• WHAT THE TASK ASKS
Set down each entry exactly as given; pictures should not appear in the copy.

• LISTING
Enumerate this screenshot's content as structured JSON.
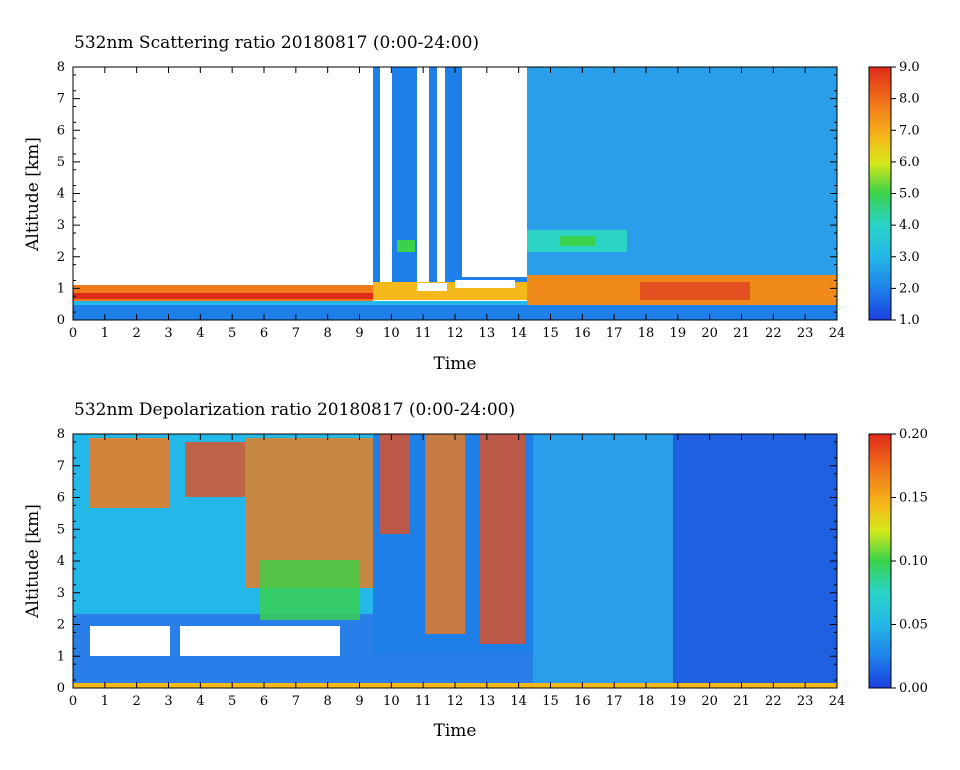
{
  "chart_data": [
    {
      "type": "heatmap",
      "title": "532nm Scattering ratio  20180817 (0:00-24:00)",
      "xlabel": "Time",
      "ylabel": "Altitude [km]",
      "x_ticks": [
        "0",
        "1",
        "2",
        "3",
        "4",
        "5",
        "6",
        "7",
        "8",
        "9",
        "10",
        "11",
        "12",
        "13",
        "14",
        "15",
        "16",
        "17",
        "18",
        "19",
        "20",
        "21",
        "22",
        "23",
        "24"
      ],
      "y_ticks": [
        "0",
        "1",
        "2",
        "3",
        "4",
        "5",
        "6",
        "7",
        "8"
      ],
      "xlim": [
        0,
        24
      ],
      "ylim": [
        0,
        8
      ],
      "colorbar": {
        "ticks": [
          "1.0",
          "2.0",
          "3.0",
          "4.0",
          "5.0",
          "6.0",
          "7.0",
          "8.0",
          "9.0"
        ],
        "range": [
          1.0,
          9.0
        ]
      },
      "features": {
        "cloud_white_times": [
          [
            9.3,
            9.5
          ],
          [
            10.6,
            11.0
          ],
          [
            11.2,
            11.5
          ],
          [
            12.6,
            14.2
          ]
        ],
        "boundary_layer_top_km": 1.3,
        "aerosol_layer": {
          "time": [
            14.5,
            17.0
          ],
          "altitude_km": [
            2.3,
            2.8
          ],
          "value": 4.0
        },
        "high_value_region": {
          "time": [
            14.2,
            24.0
          ],
          "altitude_km": [
            0.3,
            1.3
          ],
          "value": 8.0
        }
      }
    },
    {
      "type": "heatmap",
      "title": "532nm Depolarization ratio  20180817 (0:00-24:00)",
      "xlabel": "Time",
      "ylabel": "Altitude [km]",
      "x_ticks": [
        "0",
        "1",
        "2",
        "3",
        "4",
        "5",
        "6",
        "7",
        "8",
        "9",
        "10",
        "11",
        "12",
        "13",
        "14",
        "15",
        "16",
        "17",
        "18",
        "19",
        "20",
        "21",
        "22",
        "23",
        "24"
      ],
      "y_ticks": [
        "0",
        "1",
        "2",
        "3",
        "4",
        "5",
        "6",
        "7",
        "8"
      ],
      "xlim": [
        0,
        24
      ],
      "ylim": [
        0,
        8
      ],
      "colorbar": {
        "ticks": [
          "0.00",
          "0.05",
          "0.10",
          "0.15",
          "0.20"
        ],
        "range": [
          0.0,
          0.2
        ]
      },
      "features": {
        "noisy_region": {
          "time": [
            0,
            9.5
          ],
          "altitude_km": [
            2.0,
            8.0
          ]
        },
        "low_cloud": {
          "time": [
            0.5,
            9.0
          ],
          "altitude_km": [
            1.0,
            1.9
          ]
        },
        "clear_region": {
          "time": [
            14.2,
            24.0
          ],
          "value": 0.02
        }
      }
    }
  ]
}
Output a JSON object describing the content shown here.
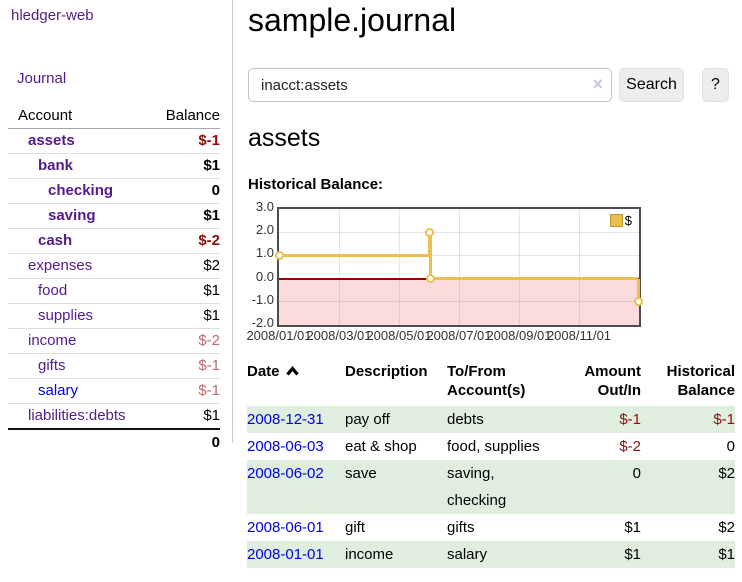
{
  "palette": {
    "link_purple": "#551a8b",
    "link_blue": "#0000e0",
    "negative_dark": "#8b0f0f",
    "negative_light": "#bf6a6a",
    "row_green": "#dfeedf",
    "series_gold": "#e9c04d",
    "chart_negative_bg": "#fbdbdb",
    "zero_line": "#990000"
  },
  "sidebar": {
    "brand": "hledger-web",
    "nav_journal": "Journal",
    "accounts_header": {
      "account": "Account",
      "balance": "Balance"
    },
    "accounts": [
      {
        "name": "assets",
        "balance": "$-1",
        "depth": 1,
        "bold": true,
        "link_color": "purple",
        "balance_style": "neg_dark"
      },
      {
        "name": "bank",
        "balance": "$1",
        "depth": 2,
        "bold": true,
        "link_color": "purple",
        "balance_style": "normal"
      },
      {
        "name": "checking",
        "balance": "0",
        "depth": 3,
        "bold": true,
        "link_color": "purple",
        "balance_style": "normal"
      },
      {
        "name": "saving",
        "balance": "$1",
        "depth": 3,
        "bold": true,
        "link_color": "purple",
        "balance_style": "normal"
      },
      {
        "name": "cash",
        "balance": "$-2",
        "depth": 2,
        "bold": true,
        "link_color": "purple",
        "balance_style": "neg_dark"
      },
      {
        "name": "expenses",
        "balance": "$2",
        "depth": 1,
        "bold": false,
        "link_color": "purple",
        "balance_style": "normal"
      },
      {
        "name": "food",
        "balance": "$1",
        "depth": 2,
        "bold": false,
        "link_color": "purple",
        "balance_style": "normal"
      },
      {
        "name": "supplies",
        "balance": "$1",
        "depth": 2,
        "bold": false,
        "link_color": "purple",
        "balance_style": "normal"
      },
      {
        "name": "income",
        "balance": "$-2",
        "depth": 1,
        "bold": false,
        "link_color": "purple",
        "balance_style": "neg_light"
      },
      {
        "name": "gifts",
        "balance": "$-1",
        "depth": 2,
        "bold": false,
        "link_color": "purple",
        "balance_style": "neg_light"
      },
      {
        "name": "salary",
        "balance": "$-1",
        "depth": 2,
        "bold": false,
        "link_color": "blue",
        "balance_style": "neg_light"
      },
      {
        "name": "liabilities:debts",
        "balance": "$1",
        "depth": 1,
        "bold": false,
        "link_color": "purple",
        "balance_style": "normal"
      }
    ],
    "total": "0"
  },
  "main": {
    "title": "sample.journal",
    "search": {
      "value": "inacct:assets",
      "clear_icon": "×",
      "search_button": "Search",
      "help_button": "?"
    },
    "account_heading": "assets",
    "chart_label": "Historical Balance:",
    "table": {
      "headers": [
        {
          "label": "Date",
          "align": "left",
          "sorted": true
        },
        {
          "label": "Description",
          "align": "left"
        },
        {
          "label": "To/From\nAccount(s)",
          "align": "left"
        },
        {
          "label": "Amount\nOut/In",
          "align": "right"
        },
        {
          "label": "Historical\nBalance",
          "align": "right"
        }
      ],
      "rows": [
        {
          "date": "2008-12-31",
          "description": "pay off",
          "tofrom": "debts",
          "amount": "$-1",
          "balance": "$-1"
        },
        {
          "date": "2008-06-03",
          "description": "eat & shop",
          "tofrom": "food, supplies",
          "amount": "$-2",
          "balance": "0"
        },
        {
          "date": "2008-06-02",
          "description": "save",
          "tofrom": "saving,\nchecking",
          "amount": "0",
          "balance": "$2"
        },
        {
          "date": "2008-06-01",
          "description": "gift",
          "tofrom": "gifts",
          "amount": "$1",
          "balance": "$2"
        },
        {
          "date": "2008-01-01",
          "description": "income",
          "tofrom": "salary",
          "amount": "$1",
          "balance": "$1"
        }
      ]
    }
  },
  "chart_data": {
    "type": "line",
    "step": true,
    "title": "Historical Balance:",
    "points": [
      {
        "x": "2008-01-01",
        "y": 1
      },
      {
        "x": "2008-06-01",
        "y": 2
      },
      {
        "x": "2008-06-03",
        "y": 0
      },
      {
        "x": "2008-12-31",
        "y": -1
      }
    ],
    "ylim": [
      -2,
      3
    ],
    "yticks": [
      3.0,
      2.0,
      1.0,
      0.0,
      -1.0,
      -2.0
    ],
    "xtick_labels": [
      "2008/01/01",
      "2008/03/01",
      "2008/05/01",
      "2008/07/01",
      "2008/09/01",
      "2008/11/01"
    ],
    "legend": [
      {
        "label": "$",
        "color": "#e9c04d"
      }
    ],
    "legend_position": "top-right",
    "grid": true,
    "negative_region_shaded": true
  }
}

• FINAL RESULT
Enumerate this screenshot's content as structured JSON.
{
  "chart_data": [
    {
      "type": "heatmap",
      "title": "532nm Scattering ratio  20180817 (0:00-24:00)",
      "xlabel": "Time",
      "ylabel": "Altitude [km]",
      "x_ticks": [
        "0",
        "1",
        "2",
        "3",
        "4",
        "5",
        "6",
        "7",
        "8",
        "9",
        "10",
        "11",
        "12",
        "13",
        "14",
        "15",
        "16",
        "17",
        "18",
        "19",
        "20",
        "21",
        "22",
        "23",
        "24"
      ],
      "y_ticks": [
        "0",
        "1",
        "2",
        "3",
        "4",
        "5",
        "6",
        "7",
        "8"
      ],
      "xlim": [
        0,
        24
      ],
      "ylim": [
        0,
        8
      ],
      "colorbar": {
        "ticks": [
          "1.0",
          "2.0",
          "3.0",
          "4.0",
          "5.0",
          "6.0",
          "7.0",
          "8.0",
          "9.0"
        ],
        "range": [
          1.0,
          9.0
        ]
      },
      "features": {
        "cloud_white_times": [
          [
            9.3,
            9.5
          ],
          [
            10.6,
            11.0
          ],
          [
            11.2,
            11.5
          ],
          [
            12.6,
            14.2
          ]
        ],
        "boundary_layer_top_km": 1.3,
        "aerosol_layer": {
          "time": [
            14.5,
            17.0
          ],
          "altitude_km": [
            2.3,
            2.8
          ],
          "value": 4.0
        },
        "high_value_region": {
          "time": [
            14.2,
            24.0
          ],
          "altitude_km": [
            0.3,
            1.3
          ],
          "value": 8.0
        }
      }
    },
    {
      "type": "heatmap",
      "title": "532nm Depolarization ratio  20180817 (0:00-24:00)",
      "xlabel": "Time",
      "ylabel": "Altitude [km]",
      "x_ticks": [
        "0",
        "1",
        "2",
        "3",
        "4",
        "5",
        "6",
        "7",
        "8",
        "9",
        "10",
        "11",
        "12",
        "13",
        "14",
        "15",
        "16",
        "17",
        "18",
        "19",
        "20",
        "21",
        "22",
        "23",
        "24"
      ],
      "y_ticks": [
        "0",
        "1",
        "2",
        "3",
        "4",
        "5",
        "6",
        "7",
        "8"
      ],
      "xlim": [
        0,
        24
      ],
      "ylim": [
        0,
        8
      ],
      "colorbar": {
        "ticks": [
          "0.00",
          "0.05",
          "0.10",
          "0.15",
          "0.20"
        ],
        "range": [
          0.0,
          0.2
        ]
      },
      "features": {
        "noisy_region": {
          "time": [
            0,
            9.5
          ],
          "altitude_km": [
            2.0,
            8.0
          ]
        },
        "low_cloud": {
          "time": [
            0.5,
            9.0
          ],
          "altitude_km": [
            1.0,
            1.9
          ]
        },
        "clear_region": {
          "time": [
            14.2,
            24.0
          ],
          "value": 0.02
        }
      }
    }
  ]
}
Output a JSON object describing the content shown here.
{
  "palette": {
    "link_purple": "#551a8b",
    "link_blue": "#0000e0",
    "negative_dark": "#8b0f0f",
    "negative_light": "#bf6a6a",
    "row_green": "#dfeedf",
    "series_gold": "#e9c04d",
    "chart_negative_bg": "#fbdbdb",
    "zero_line": "#990000"
  },
  "sidebar": {
    "brand": "hledger-web",
    "nav_journal": "Journal",
    "accounts_header": {
      "account": "Account",
      "balance": "Balance"
    },
    "accounts": [
      {
        "name": "assets",
        "balance": "$-1",
        "depth": 1,
        "bold": true,
        "link_color": "purple",
        "balance_style": "neg_dark"
      },
      {
        "name": "bank",
        "balance": "$1",
        "depth": 2,
        "bold": true,
        "link_color": "purple",
        "balance_style": "normal"
      },
      {
        "name": "checking",
        "balance": "0",
        "depth": 3,
        "bold": true,
        "link_color": "purple",
        "balance_style": "normal"
      },
      {
        "name": "saving",
        "balance": "$1",
        "depth": 3,
        "bold": true,
        "link_color": "purple",
        "balance_style": "normal"
      },
      {
        "name": "cash",
        "balance": "$-2",
        "depth": 2,
        "bold": true,
        "link_color": "purple",
        "balance_style": "neg_dark"
      },
      {
        "name": "expenses",
        "balance": "$2",
        "depth": 1,
        "bold": false,
        "link_color": "purple",
        "balance_style": "normal"
      },
      {
        "name": "food",
        "balance": "$1",
        "depth": 2,
        "bold": false,
        "link_color": "purple",
        "balance_style": "normal"
      },
      {
        "name": "supplies",
        "balance": "$1",
        "depth": 2,
        "bold": false,
        "link_color": "purple",
        "balance_style": "normal"
      },
      {
        "name": "income",
        "balance": "$-2",
        "depth": 1,
        "bold": false,
        "link_color": "purple",
        "balance_style": "neg_light"
      },
      {
        "name": "gifts",
        "balance": "$-1",
        "depth": 2,
        "bold": false,
        "link_color": "purple",
        "balance_style": "neg_light"
      },
      {
        "name": "salary",
        "balance": "$-1",
        "depth": 2,
        "bold": false,
        "link_color": "blue",
        "balance_style": "neg_light"
      },
      {
        "name": "liabilities:debts",
        "balance": "$1",
        "depth": 1,
        "bold": false,
        "link_color": "purple",
        "balance_style": "normal"
      }
    ],
    "total": "0"
  },
  "main": {
    "title": "sample.journal",
    "search": {
      "value": "inacct:assets",
      "clear_icon": "×",
      "search_button": "Search",
      "help_button": "?"
    },
    "account_heading": "assets",
    "chart_label": "Historical Balance:",
    "table": {
      "headers": [
        {
          "label": "Date",
          "align": "left",
          "sorted": true
        },
        {
          "label": "Description",
          "align": "left"
        },
        {
          "label": "To/From\nAccount(s)",
          "align": "left"
        },
        {
          "label": "Amount\nOut/In",
          "align": "right"
        },
        {
          "label": "Historical\nBalance",
          "align": "right"
        }
      ],
      "rows": [
        {
          "date": "2008-12-31",
          "description": "pay off",
          "tofrom": "debts",
          "amount": "$-1",
          "balance": "$-1"
        },
        {
          "date": "2008-06-03",
          "description": "eat & shop",
          "tofrom": "food, supplies",
          "amount": "$-2",
          "balance": "0"
        },
        {
          "date": "2008-06-02",
          "description": "save",
          "tofrom": "saving,\nchecking",
          "amount": "0",
          "balance": "$2"
        },
        {
          "date": "2008-06-01",
          "description": "gift",
          "tofrom": "gifts",
          "amount": "$1",
          "balance": "$2"
        },
        {
          "date": "2008-01-01",
          "description": "income",
          "tofrom": "salary",
          "amount": "$1",
          "balance": "$1"
        }
      ]
    }
  },
  "chart_data": {
    "type": "line",
    "step": true,
    "title": "Historical Balance:",
    "points": [
      {
        "x": "2008-01-01",
        "y": 1
      },
      {
        "x": "2008-06-01",
        "y": 2
      },
      {
        "x": "2008-06-03",
        "y": 0
      },
      {
        "x": "2008-12-31",
        "y": -1
      }
    ],
    "ylim": [
      -2,
      3
    ],
    "yticks": [
      3.0,
      2.0,
      1.0,
      0.0,
      -1.0,
      -2.0
    ],
    "xtick_labels": [
      "2008/01/01",
      "2008/03/01",
      "2008/05/01",
      "2008/07/01",
      "2008/09/01",
      "2008/11/01"
    ],
    "legend": [
      {
        "label": "$",
        "color": "#e9c04d"
      }
    ],
    "legend_position": "top-right",
    "grid": true,
    "negative_region_shaded": true
  }
}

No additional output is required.